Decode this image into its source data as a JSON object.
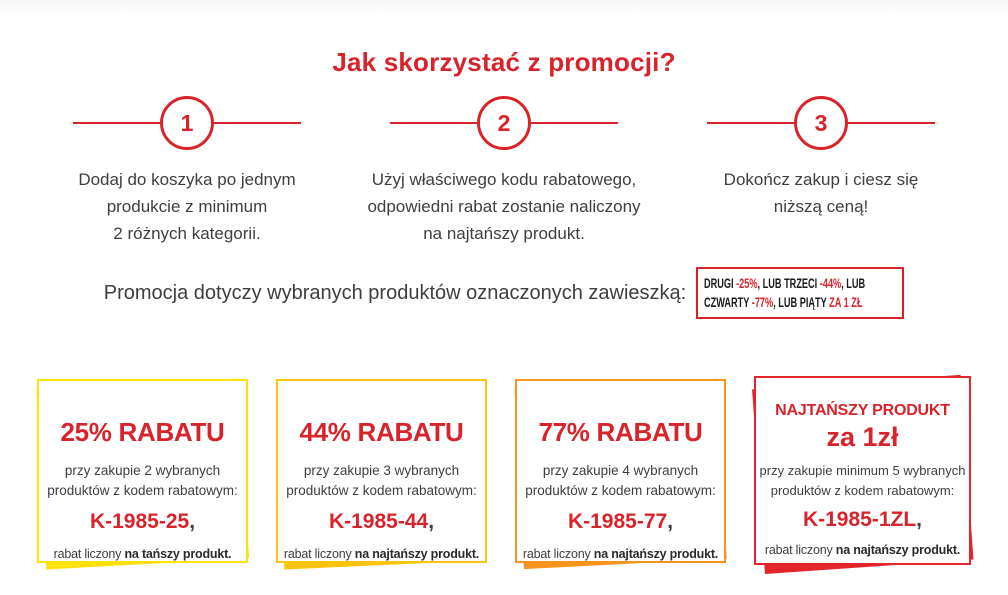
{
  "page": {
    "title": "Jak skorzystać z promocji?"
  },
  "steps": [
    {
      "number": "1",
      "lines": [
        "Dodaj do koszyka po jednym",
        "produkcie z minimum",
        "2 różnych kategorii."
      ]
    },
    {
      "number": "2",
      "lines": [
        "Użyj właściwego kodu rabatowego,",
        "odpowiedni rabat zostanie naliczony",
        "na najtańszy produkt."
      ]
    },
    {
      "number": "3",
      "lines": [
        "Dokończ zakup i ciesz się",
        "niższą ceną!"
      ]
    }
  ],
  "promo": {
    "sentence": "Promocja dotyczy wybranych produktów oznaczonych zawieszką:",
    "badge": {
      "line1": {
        "t1": "DRUGI ",
        "r1": "-25%",
        "t2": ", LUB TRZECI ",
        "r2": "-44%",
        "t3": ", LUB"
      },
      "line2": {
        "t1": "CZWARTY ",
        "r1": "-77%",
        "t2": ", LUB PIĄTY ",
        "r2": "ZA 1 ZŁ"
      }
    }
  },
  "cards": [
    {
      "heading": "25% RABATU",
      "body_line1": "przy zakupie 2 wybranych",
      "body_line2": "produktów z kodem rabatowym:",
      "code": "K-1985-25",
      "code_suffix": ",",
      "note_text": "rabat liczony ",
      "note_bold": "na tańszy produkt.",
      "accent": "#ffe10a"
    },
    {
      "heading": "44% RABATU",
      "body_line1": "przy zakupie 3 wybranych",
      "body_line2": "produktów z kodem rabatowym:",
      "code": "K-1985-44",
      "code_suffix": ",",
      "note_text": "rabat liczony ",
      "note_bold": "na najtańszy produkt.",
      "accent": "#fdc40f"
    },
    {
      "heading": "77% RABATU",
      "body_line1": "przy zakupie 4 wybranych",
      "body_line2": "produktów z kodem rabatowym:",
      "code": "K-1985-77",
      "code_suffix": ",",
      "note_text": "rabat liczony ",
      "note_bold": "na najtańszy produkt.",
      "accent": "#f6941e"
    },
    {
      "heading_small": "NAJTAŃSZY PRODUKT",
      "heading_big": "za 1zł",
      "body_line1": "przy zakupie minimum 5 wybranych",
      "body_line2": "produktów z kodem rabatowym:",
      "code": "K-1985-1ZL",
      "code_suffix": ",",
      "note_text": "rabat liczony ",
      "note_bold": "na najtańszy produkt.",
      "accent": "#e2242b"
    }
  ],
  "colors": {
    "accent_red": "#d8232a",
    "text_dark": "#3e3d40",
    "badge_text": "#1a1a1a"
  }
}
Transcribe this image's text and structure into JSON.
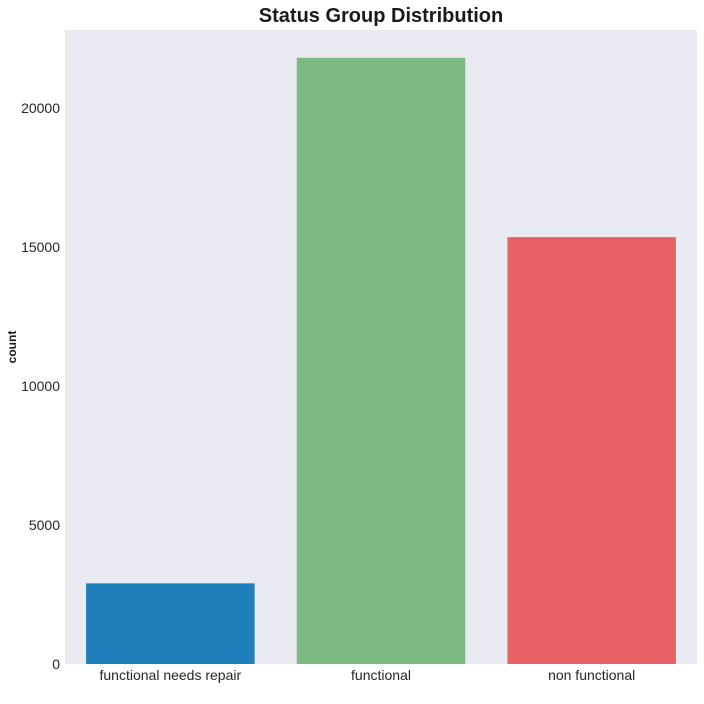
{
  "chart_data": {
    "type": "bar",
    "title": "Status Group Distribution",
    "xlabel": "",
    "ylabel": "count",
    "categories": [
      "functional needs repair",
      "functional",
      "non functional"
    ],
    "values": [
      2900,
      21800,
      15350
    ],
    "colors": [
      "#1f7fbb",
      "#7bb980",
      "#e86065"
    ],
    "ylim": [
      0,
      22800
    ],
    "yticks": [
      0,
      5000,
      10000,
      15000,
      20000
    ],
    "ytick_labels": [
      "0",
      "5000",
      "10000",
      "15000",
      "20000"
    ],
    "grid": false,
    "legend": "none",
    "plot_background": "#eaeaf2"
  }
}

———

__Task directions__
Look for the word "functional" in every line of the listing and copy the lines that have it.

__Completed exercise__
      "functional needs repair",
      "functional",
      "non functional"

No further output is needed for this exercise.